* [Directions for this task]:
Output every line of the material exactly, omitting images.
═════ Exercise input ═════
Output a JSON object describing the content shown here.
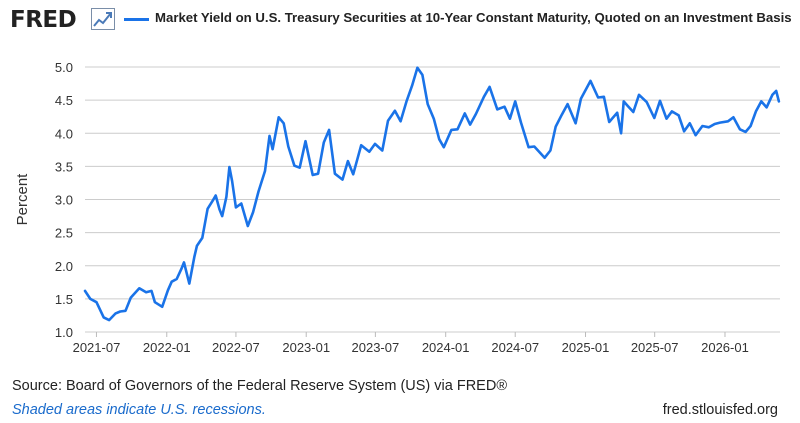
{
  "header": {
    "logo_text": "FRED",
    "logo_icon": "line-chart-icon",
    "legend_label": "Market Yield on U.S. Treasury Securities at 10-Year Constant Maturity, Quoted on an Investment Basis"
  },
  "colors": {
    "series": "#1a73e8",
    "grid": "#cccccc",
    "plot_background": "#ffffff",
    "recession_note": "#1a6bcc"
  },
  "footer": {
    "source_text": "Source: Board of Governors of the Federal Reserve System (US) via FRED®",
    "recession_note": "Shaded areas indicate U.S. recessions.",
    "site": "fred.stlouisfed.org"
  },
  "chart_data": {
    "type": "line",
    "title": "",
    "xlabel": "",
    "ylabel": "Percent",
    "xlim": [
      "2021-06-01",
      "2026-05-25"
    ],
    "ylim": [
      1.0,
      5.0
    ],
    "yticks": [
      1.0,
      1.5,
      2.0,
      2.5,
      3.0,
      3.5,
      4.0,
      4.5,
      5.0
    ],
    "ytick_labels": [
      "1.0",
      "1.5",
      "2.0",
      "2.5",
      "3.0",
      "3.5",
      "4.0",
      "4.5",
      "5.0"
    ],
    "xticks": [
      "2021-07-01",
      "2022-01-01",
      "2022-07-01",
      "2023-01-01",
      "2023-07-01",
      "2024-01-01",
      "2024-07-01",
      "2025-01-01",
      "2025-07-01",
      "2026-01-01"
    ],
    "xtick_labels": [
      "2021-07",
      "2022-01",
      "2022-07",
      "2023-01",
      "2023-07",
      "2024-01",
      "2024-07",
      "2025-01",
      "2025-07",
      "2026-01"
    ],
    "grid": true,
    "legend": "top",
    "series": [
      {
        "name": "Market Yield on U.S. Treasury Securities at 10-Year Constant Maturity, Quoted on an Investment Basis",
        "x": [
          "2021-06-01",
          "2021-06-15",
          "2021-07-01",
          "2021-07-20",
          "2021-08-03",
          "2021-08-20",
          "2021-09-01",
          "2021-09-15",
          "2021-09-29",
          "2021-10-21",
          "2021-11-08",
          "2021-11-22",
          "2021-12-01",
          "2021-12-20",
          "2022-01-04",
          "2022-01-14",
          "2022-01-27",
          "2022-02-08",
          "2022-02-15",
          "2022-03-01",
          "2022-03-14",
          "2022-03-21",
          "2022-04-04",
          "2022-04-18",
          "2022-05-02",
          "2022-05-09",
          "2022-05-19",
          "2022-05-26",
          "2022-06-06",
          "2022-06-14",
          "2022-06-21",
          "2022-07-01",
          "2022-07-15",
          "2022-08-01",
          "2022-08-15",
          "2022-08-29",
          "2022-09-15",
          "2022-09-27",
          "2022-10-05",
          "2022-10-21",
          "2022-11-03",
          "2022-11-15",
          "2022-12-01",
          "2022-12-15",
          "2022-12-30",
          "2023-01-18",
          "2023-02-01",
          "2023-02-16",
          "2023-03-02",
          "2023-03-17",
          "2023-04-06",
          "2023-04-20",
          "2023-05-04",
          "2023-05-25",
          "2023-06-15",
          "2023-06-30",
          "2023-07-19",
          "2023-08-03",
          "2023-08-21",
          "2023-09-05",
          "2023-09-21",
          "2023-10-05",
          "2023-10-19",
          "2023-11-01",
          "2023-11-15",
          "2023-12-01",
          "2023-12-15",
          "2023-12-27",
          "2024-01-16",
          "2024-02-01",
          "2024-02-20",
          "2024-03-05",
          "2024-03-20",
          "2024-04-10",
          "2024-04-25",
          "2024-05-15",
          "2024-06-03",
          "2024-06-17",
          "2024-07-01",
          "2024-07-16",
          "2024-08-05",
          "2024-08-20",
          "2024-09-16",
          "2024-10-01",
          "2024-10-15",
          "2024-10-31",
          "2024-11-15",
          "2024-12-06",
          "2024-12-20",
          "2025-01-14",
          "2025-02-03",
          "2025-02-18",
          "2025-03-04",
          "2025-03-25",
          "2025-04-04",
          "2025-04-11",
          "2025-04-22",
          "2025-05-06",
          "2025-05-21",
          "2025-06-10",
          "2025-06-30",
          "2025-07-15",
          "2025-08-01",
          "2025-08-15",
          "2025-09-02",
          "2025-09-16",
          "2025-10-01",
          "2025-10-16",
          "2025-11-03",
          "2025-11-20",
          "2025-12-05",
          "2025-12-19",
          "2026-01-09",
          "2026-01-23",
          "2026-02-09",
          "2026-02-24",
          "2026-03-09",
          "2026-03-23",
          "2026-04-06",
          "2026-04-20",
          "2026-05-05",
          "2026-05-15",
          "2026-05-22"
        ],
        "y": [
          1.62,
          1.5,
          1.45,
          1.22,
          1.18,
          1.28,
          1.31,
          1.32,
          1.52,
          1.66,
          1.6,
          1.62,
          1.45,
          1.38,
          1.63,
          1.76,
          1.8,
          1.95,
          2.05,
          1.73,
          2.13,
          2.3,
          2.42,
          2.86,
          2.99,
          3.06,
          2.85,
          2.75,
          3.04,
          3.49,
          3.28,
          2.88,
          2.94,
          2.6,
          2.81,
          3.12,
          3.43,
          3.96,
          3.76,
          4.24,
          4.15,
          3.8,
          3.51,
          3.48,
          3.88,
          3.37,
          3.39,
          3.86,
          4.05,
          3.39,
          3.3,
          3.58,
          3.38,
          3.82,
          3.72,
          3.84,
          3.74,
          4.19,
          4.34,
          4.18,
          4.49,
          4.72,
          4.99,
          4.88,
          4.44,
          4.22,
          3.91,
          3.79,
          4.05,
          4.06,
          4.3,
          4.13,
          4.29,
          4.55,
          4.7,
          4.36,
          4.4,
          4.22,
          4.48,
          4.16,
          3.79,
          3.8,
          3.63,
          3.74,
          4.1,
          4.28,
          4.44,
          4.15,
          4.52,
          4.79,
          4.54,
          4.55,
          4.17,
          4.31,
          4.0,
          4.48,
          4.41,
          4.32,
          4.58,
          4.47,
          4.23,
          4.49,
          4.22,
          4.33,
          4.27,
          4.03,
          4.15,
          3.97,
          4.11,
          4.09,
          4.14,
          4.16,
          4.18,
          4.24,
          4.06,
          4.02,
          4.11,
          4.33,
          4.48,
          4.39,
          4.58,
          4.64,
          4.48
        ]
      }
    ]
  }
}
═════
* [Exercise answer]:
Output a JSON object describing the content shown here.
{
  "header": {
    "logo_text": "FRED",
    "logo_icon": "line-chart-icon",
    "legend_label": "Market Yield on U.S. Treasury Securities at 10-Year Constant Maturity, Quoted on an Investment Basis"
  },
  "colors": {
    "series": "#1a73e8",
    "grid": "#cccccc",
    "plot_background": "#ffffff",
    "recession_note": "#1a6bcc"
  },
  "footer": {
    "source_text": "Source: Board of Governors of the Federal Reserve System (US) via FRED®",
    "recession_note": "Shaded areas indicate U.S. recessions.",
    "site": "fred.stlouisfed.org"
  },
  "chart_data": {
    "type": "line",
    "title": "",
    "xlabel": "",
    "ylabel": "Percent",
    "xlim": [
      "2021-06-01",
      "2026-05-25"
    ],
    "ylim": [
      1.0,
      5.0
    ],
    "yticks": [
      1.0,
      1.5,
      2.0,
      2.5,
      3.0,
      3.5,
      4.0,
      4.5,
      5.0
    ],
    "ytick_labels": [
      "1.0",
      "1.5",
      "2.0",
      "2.5",
      "3.0",
      "3.5",
      "4.0",
      "4.5",
      "5.0"
    ],
    "xticks": [
      "2021-07-01",
      "2022-01-01",
      "2022-07-01",
      "2023-01-01",
      "2023-07-01",
      "2024-01-01",
      "2024-07-01",
      "2025-01-01",
      "2025-07-01",
      "2026-01-01"
    ],
    "xtick_labels": [
      "2021-07",
      "2022-01",
      "2022-07",
      "2023-01",
      "2023-07",
      "2024-01",
      "2024-07",
      "2025-01",
      "2025-07",
      "2026-01"
    ],
    "grid": true,
    "legend": "top",
    "series": [
      {
        "name": "Market Yield on U.S. Treasury Securities at 10-Year Constant Maturity, Quoted on an Investment Basis",
        "x": [
          "2021-06-01",
          "2021-06-15",
          "2021-07-01",
          "2021-07-20",
          "2021-08-03",
          "2021-08-20",
          "2021-09-01",
          "2021-09-15",
          "2021-09-29",
          "2021-10-21",
          "2021-11-08",
          "2021-11-22",
          "2021-12-01",
          "2021-12-20",
          "2022-01-04",
          "2022-01-14",
          "2022-01-27",
          "2022-02-08",
          "2022-02-15",
          "2022-03-01",
          "2022-03-14",
          "2022-03-21",
          "2022-04-04",
          "2022-04-18",
          "2022-05-02",
          "2022-05-09",
          "2022-05-19",
          "2022-05-26",
          "2022-06-06",
          "2022-06-14",
          "2022-06-21",
          "2022-07-01",
          "2022-07-15",
          "2022-08-01",
          "2022-08-15",
          "2022-08-29",
          "2022-09-15",
          "2022-09-27",
          "2022-10-05",
          "2022-10-21",
          "2022-11-03",
          "2022-11-15",
          "2022-12-01",
          "2022-12-15",
          "2022-12-30",
          "2023-01-18",
          "2023-02-01",
          "2023-02-16",
          "2023-03-02",
          "2023-03-17",
          "2023-04-06",
          "2023-04-20",
          "2023-05-04",
          "2023-05-25",
          "2023-06-15",
          "2023-06-30",
          "2023-07-19",
          "2023-08-03",
          "2023-08-21",
          "2023-09-05",
          "2023-09-21",
          "2023-10-05",
          "2023-10-19",
          "2023-11-01",
          "2023-11-15",
          "2023-12-01",
          "2023-12-15",
          "2023-12-27",
          "2024-01-16",
          "2024-02-01",
          "2024-02-20",
          "2024-03-05",
          "2024-03-20",
          "2024-04-10",
          "2024-04-25",
          "2024-05-15",
          "2024-06-03",
          "2024-06-17",
          "2024-07-01",
          "2024-07-16",
          "2024-08-05",
          "2024-08-20",
          "2024-09-16",
          "2024-10-01",
          "2024-10-15",
          "2024-10-31",
          "2024-11-15",
          "2024-12-06",
          "2024-12-20",
          "2025-01-14",
          "2025-02-03",
          "2025-02-18",
          "2025-03-04",
          "2025-03-25",
          "2025-04-04",
          "2025-04-11",
          "2025-04-22",
          "2025-05-06",
          "2025-05-21",
          "2025-06-10",
          "2025-06-30",
          "2025-07-15",
          "2025-08-01",
          "2025-08-15",
          "2025-09-02",
          "2025-09-16",
          "2025-10-01",
          "2025-10-16",
          "2025-11-03",
          "2025-11-20",
          "2025-12-05",
          "2025-12-19",
          "2026-01-09",
          "2026-01-23",
          "2026-02-09",
          "2026-02-24",
          "2026-03-09",
          "2026-03-23",
          "2026-04-06",
          "2026-04-20",
          "2026-05-05",
          "2026-05-15",
          "2026-05-22"
        ],
        "y": [
          1.62,
          1.5,
          1.45,
          1.22,
          1.18,
          1.28,
          1.31,
          1.32,
          1.52,
          1.66,
          1.6,
          1.62,
          1.45,
          1.38,
          1.63,
          1.76,
          1.8,
          1.95,
          2.05,
          1.73,
          2.13,
          2.3,
          2.42,
          2.86,
          2.99,
          3.06,
          2.85,
          2.75,
          3.04,
          3.49,
          3.28,
          2.88,
          2.94,
          2.6,
          2.81,
          3.12,
          3.43,
          3.96,
          3.76,
          4.24,
          4.15,
          3.8,
          3.51,
          3.48,
          3.88,
          3.37,
          3.39,
          3.86,
          4.05,
          3.39,
          3.3,
          3.58,
          3.38,
          3.82,
          3.72,
          3.84,
          3.74,
          4.19,
          4.34,
          4.18,
          4.49,
          4.72,
          4.99,
          4.88,
          4.44,
          4.22,
          3.91,
          3.79,
          4.05,
          4.06,
          4.3,
          4.13,
          4.29,
          4.55,
          4.7,
          4.36,
          4.4,
          4.22,
          4.48,
          4.16,
          3.79,
          3.8,
          3.63,
          3.74,
          4.1,
          4.28,
          4.44,
          4.15,
          4.52,
          4.79,
          4.54,
          4.55,
          4.17,
          4.31,
          4.0,
          4.48,
          4.41,
          4.32,
          4.58,
          4.47,
          4.23,
          4.49,
          4.22,
          4.33,
          4.27,
          4.03,
          4.15,
          3.97,
          4.11,
          4.09,
          4.14,
          4.16,
          4.18,
          4.24,
          4.06,
          4.02,
          4.11,
          4.33,
          4.48,
          4.39,
          4.58,
          4.64,
          4.48
        ]
      }
    ]
  }
}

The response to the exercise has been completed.